* To do: Find how many lines hold the word "Vinderhoute" and give that number only.

(Stored entries)
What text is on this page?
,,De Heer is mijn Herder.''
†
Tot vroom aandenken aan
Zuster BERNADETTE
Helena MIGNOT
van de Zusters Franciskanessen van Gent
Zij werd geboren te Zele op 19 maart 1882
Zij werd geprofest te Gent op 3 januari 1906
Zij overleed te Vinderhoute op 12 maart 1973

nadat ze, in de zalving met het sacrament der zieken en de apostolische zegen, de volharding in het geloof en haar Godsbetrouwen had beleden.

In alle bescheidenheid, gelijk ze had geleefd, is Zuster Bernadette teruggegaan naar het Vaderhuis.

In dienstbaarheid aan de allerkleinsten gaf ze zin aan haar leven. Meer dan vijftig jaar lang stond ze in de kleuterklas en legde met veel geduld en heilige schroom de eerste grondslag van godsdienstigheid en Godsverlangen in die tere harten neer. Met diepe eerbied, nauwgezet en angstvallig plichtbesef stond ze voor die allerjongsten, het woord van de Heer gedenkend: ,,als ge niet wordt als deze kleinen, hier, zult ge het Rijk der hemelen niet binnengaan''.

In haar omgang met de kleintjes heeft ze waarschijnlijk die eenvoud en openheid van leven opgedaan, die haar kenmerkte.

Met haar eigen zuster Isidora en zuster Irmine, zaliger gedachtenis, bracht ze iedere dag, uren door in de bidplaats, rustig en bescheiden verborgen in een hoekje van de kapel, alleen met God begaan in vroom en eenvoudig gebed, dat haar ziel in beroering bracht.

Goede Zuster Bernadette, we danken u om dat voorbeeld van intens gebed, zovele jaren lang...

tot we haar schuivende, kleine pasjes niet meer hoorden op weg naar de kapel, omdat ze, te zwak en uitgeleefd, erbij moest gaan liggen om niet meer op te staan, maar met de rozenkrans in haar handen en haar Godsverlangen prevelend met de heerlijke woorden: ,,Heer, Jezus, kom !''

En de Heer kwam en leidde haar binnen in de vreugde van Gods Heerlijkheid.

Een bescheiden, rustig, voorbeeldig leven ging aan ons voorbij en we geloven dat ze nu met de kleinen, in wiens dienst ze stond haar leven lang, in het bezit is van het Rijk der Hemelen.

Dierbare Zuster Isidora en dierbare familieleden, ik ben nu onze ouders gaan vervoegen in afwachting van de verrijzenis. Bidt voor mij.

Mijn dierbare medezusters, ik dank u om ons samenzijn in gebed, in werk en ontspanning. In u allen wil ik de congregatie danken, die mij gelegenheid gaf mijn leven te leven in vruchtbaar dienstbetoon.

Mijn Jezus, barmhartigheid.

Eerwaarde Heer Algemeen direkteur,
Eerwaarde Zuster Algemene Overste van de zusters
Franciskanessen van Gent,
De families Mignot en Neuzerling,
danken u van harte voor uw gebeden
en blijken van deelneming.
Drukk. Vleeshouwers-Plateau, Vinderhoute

* Answer to this problem: 2